>> BEGIN DATA PROVIDED

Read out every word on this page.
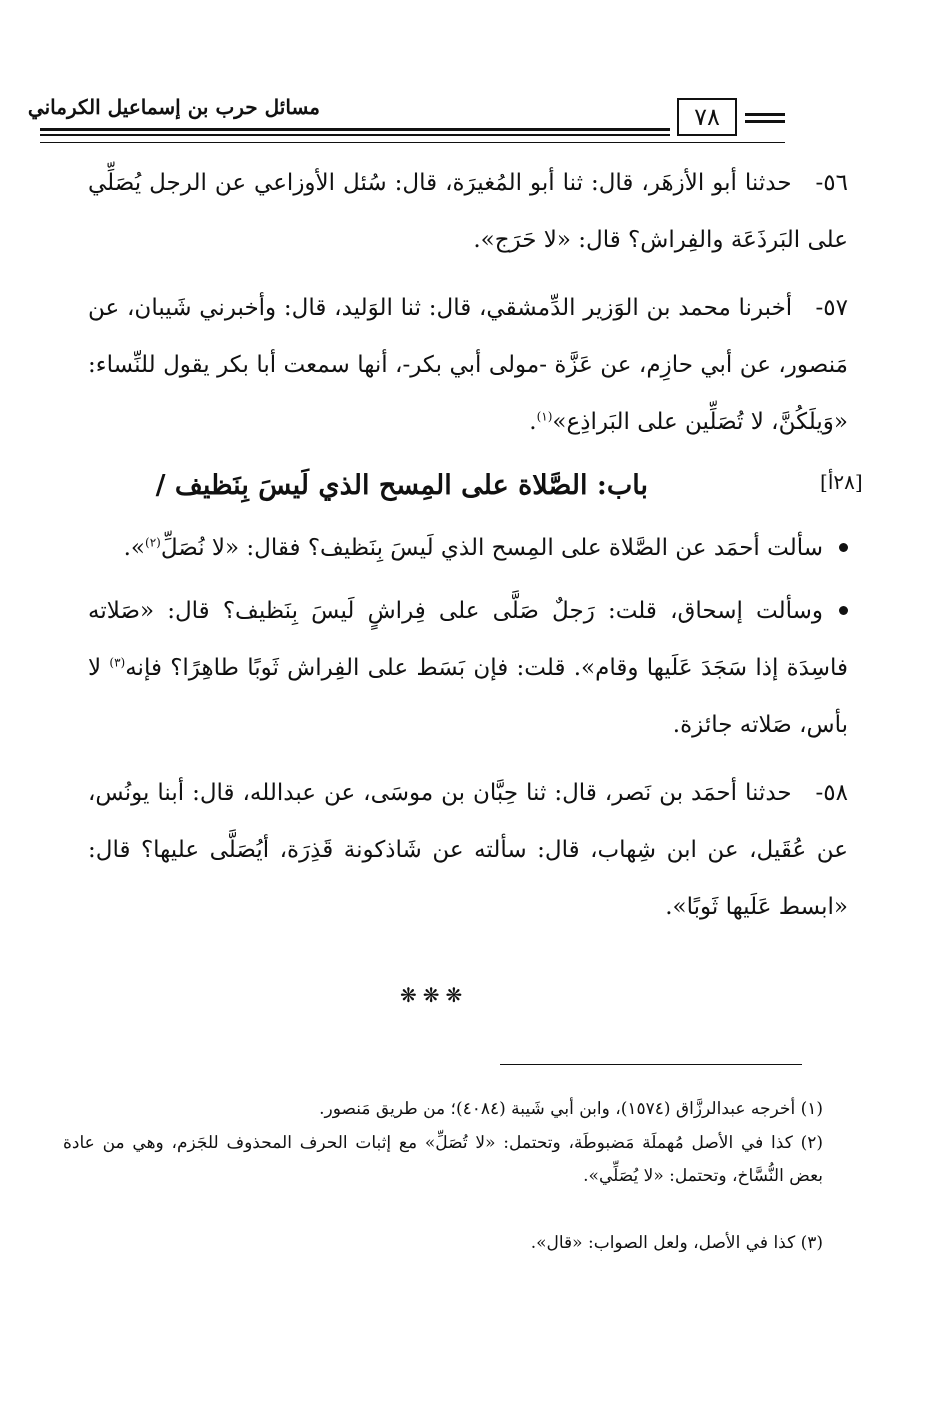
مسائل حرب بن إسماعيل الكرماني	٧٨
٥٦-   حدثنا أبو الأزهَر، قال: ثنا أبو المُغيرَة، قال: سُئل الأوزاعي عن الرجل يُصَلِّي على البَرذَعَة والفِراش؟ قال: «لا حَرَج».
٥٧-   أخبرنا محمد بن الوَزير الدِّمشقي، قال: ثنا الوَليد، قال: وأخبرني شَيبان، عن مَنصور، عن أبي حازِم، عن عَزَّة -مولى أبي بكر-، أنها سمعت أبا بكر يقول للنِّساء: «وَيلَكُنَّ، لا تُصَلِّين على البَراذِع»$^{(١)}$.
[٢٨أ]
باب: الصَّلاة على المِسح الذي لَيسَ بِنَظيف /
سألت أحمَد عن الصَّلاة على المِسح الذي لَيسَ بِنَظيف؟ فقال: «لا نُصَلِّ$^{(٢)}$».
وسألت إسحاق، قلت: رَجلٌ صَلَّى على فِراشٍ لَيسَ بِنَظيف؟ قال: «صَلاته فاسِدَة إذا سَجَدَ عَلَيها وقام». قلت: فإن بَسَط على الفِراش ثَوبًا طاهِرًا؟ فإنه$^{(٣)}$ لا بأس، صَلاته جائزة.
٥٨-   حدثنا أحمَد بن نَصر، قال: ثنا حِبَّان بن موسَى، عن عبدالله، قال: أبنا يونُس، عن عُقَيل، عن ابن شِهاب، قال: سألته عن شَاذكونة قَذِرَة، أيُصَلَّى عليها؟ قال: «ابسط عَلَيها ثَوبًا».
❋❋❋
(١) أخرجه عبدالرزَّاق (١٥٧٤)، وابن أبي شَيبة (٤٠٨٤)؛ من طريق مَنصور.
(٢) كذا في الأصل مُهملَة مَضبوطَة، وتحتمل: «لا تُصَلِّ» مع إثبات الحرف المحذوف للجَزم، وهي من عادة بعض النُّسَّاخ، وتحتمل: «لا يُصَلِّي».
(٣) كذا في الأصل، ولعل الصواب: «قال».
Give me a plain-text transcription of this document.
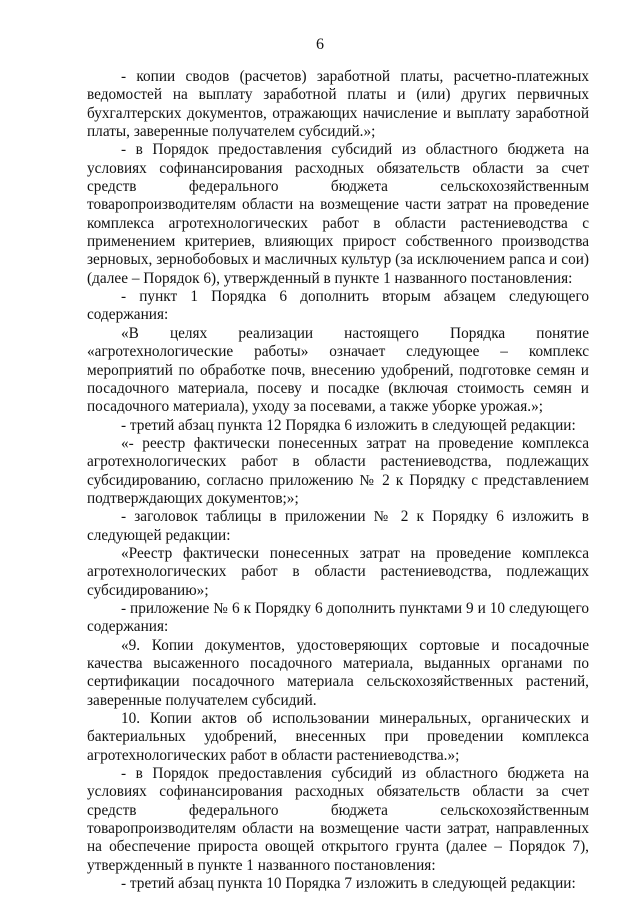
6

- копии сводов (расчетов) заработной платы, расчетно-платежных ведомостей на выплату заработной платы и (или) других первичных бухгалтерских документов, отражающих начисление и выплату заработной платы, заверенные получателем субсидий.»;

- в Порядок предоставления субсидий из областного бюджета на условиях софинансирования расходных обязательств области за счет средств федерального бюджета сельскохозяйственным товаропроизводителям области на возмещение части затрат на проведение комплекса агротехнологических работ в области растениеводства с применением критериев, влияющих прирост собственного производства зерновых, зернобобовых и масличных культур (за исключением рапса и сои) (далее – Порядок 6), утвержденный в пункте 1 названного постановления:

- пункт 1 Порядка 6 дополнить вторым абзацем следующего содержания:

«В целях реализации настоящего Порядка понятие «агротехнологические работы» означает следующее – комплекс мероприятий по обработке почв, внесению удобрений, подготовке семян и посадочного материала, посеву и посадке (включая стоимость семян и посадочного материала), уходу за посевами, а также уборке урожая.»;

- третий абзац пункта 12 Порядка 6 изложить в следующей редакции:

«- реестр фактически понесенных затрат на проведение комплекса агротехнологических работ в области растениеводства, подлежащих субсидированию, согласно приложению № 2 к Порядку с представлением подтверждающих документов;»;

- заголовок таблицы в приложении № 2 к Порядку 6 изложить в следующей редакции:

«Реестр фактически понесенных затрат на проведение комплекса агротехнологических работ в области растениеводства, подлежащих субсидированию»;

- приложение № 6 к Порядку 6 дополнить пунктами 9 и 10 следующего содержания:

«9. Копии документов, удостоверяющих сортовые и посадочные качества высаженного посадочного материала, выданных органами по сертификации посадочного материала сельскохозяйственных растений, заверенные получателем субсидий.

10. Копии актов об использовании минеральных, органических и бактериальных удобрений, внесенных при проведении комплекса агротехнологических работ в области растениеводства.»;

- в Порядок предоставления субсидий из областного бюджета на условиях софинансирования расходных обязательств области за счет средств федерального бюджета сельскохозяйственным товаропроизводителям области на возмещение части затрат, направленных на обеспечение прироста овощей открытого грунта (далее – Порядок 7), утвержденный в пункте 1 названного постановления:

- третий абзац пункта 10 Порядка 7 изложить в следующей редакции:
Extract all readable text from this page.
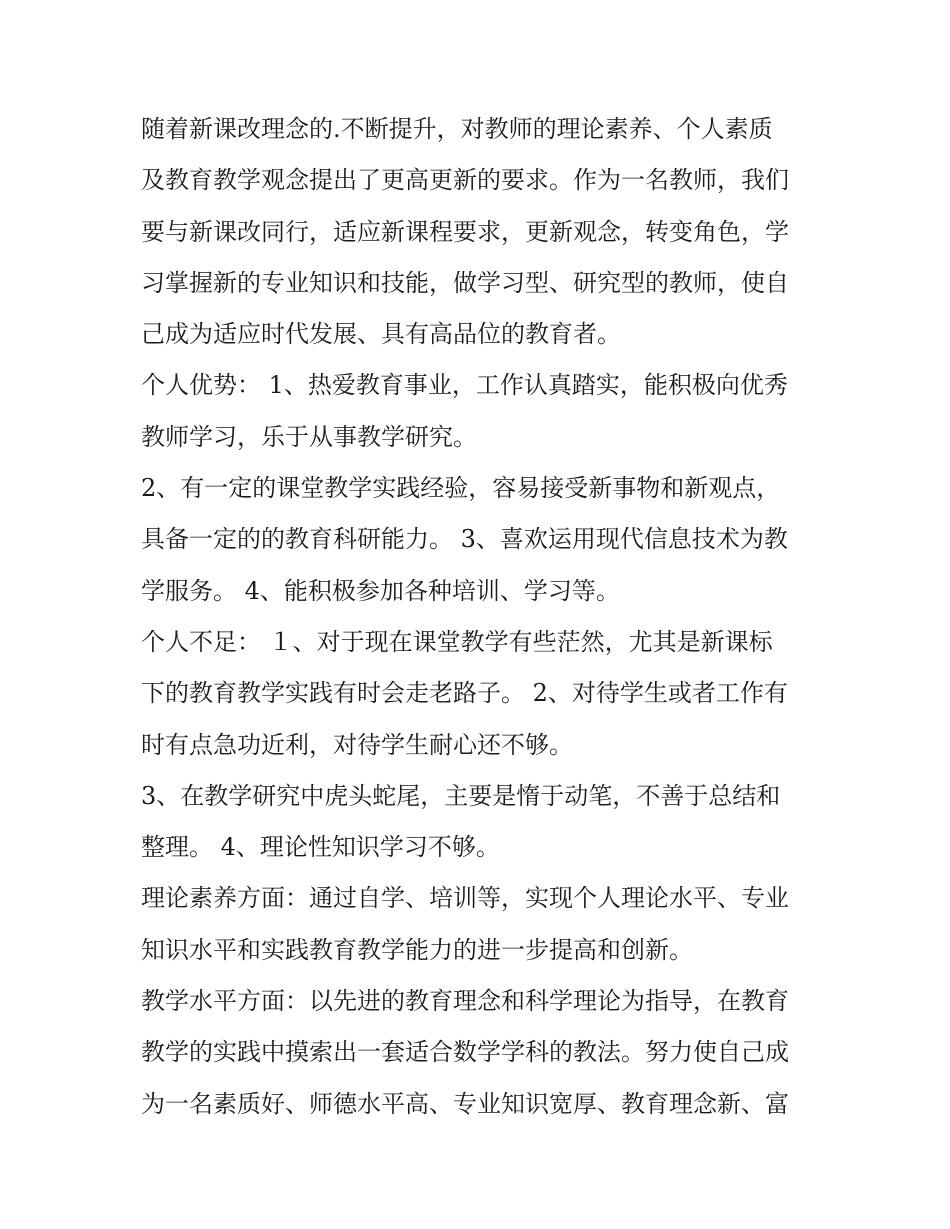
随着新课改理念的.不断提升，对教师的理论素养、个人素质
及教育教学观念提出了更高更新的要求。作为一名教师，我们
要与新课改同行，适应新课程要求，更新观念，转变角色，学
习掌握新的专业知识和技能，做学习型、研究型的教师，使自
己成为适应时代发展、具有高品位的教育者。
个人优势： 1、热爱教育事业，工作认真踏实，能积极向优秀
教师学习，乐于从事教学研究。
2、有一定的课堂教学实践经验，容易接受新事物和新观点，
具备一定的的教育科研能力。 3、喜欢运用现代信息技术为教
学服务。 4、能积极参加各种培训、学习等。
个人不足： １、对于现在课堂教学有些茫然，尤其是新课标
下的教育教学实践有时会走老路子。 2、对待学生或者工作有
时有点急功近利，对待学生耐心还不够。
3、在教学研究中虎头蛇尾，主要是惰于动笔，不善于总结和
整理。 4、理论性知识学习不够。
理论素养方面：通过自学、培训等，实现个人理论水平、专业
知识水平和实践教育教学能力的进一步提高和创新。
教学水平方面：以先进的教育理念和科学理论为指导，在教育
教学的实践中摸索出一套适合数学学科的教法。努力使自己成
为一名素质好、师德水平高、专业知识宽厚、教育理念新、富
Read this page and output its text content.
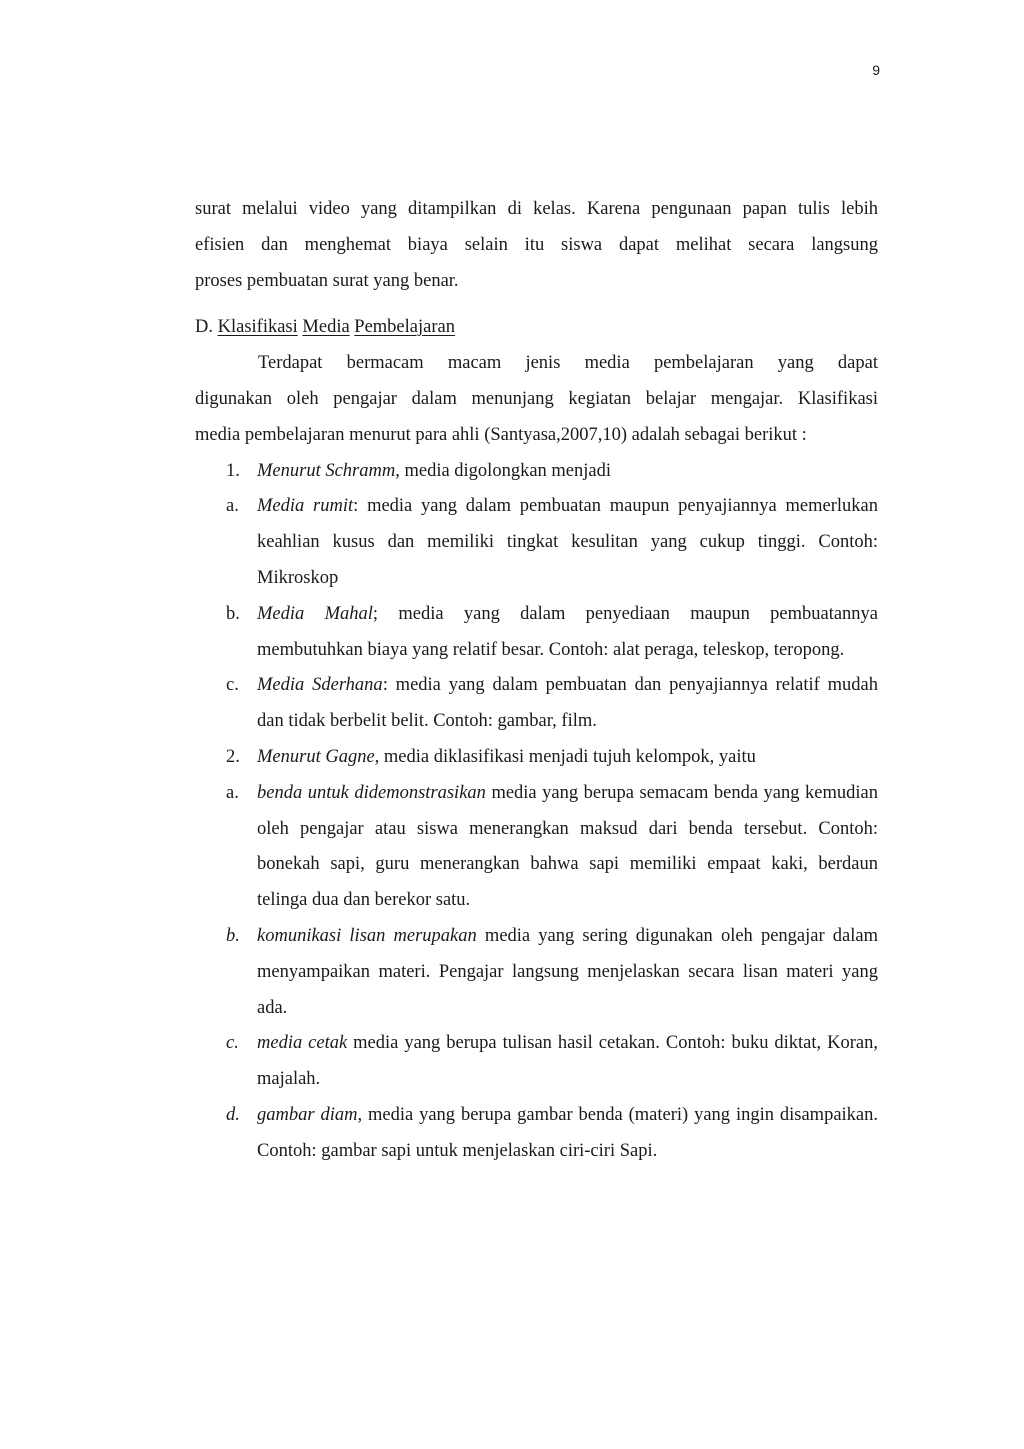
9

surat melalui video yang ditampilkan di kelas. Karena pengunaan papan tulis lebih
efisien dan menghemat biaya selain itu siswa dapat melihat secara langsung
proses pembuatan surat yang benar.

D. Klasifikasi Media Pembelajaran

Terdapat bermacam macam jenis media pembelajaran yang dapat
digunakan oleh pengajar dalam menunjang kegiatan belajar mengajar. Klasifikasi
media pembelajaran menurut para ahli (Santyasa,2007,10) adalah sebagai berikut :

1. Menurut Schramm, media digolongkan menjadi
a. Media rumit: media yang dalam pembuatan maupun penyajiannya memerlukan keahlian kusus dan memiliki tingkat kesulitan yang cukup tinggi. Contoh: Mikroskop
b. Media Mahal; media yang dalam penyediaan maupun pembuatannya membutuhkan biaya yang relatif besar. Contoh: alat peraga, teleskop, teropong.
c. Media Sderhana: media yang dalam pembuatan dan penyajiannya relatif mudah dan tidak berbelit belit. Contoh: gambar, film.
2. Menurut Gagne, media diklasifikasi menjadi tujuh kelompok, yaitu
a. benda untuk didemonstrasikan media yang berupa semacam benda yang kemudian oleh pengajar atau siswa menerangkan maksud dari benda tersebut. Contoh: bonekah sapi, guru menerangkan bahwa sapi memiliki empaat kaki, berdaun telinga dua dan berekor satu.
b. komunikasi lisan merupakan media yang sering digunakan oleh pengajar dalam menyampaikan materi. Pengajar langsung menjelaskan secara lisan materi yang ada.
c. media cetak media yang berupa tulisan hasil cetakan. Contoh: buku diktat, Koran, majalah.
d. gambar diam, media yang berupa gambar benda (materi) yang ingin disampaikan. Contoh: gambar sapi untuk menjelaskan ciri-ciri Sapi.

>> END DATA PROVIDED

AIM:
Search the entries for the string "text" and collect each line that has it.

SOLUTION BELOW:
Give me a plain-text transcription of this document.
Extract all readable text from this page.
Read this page and output its text content.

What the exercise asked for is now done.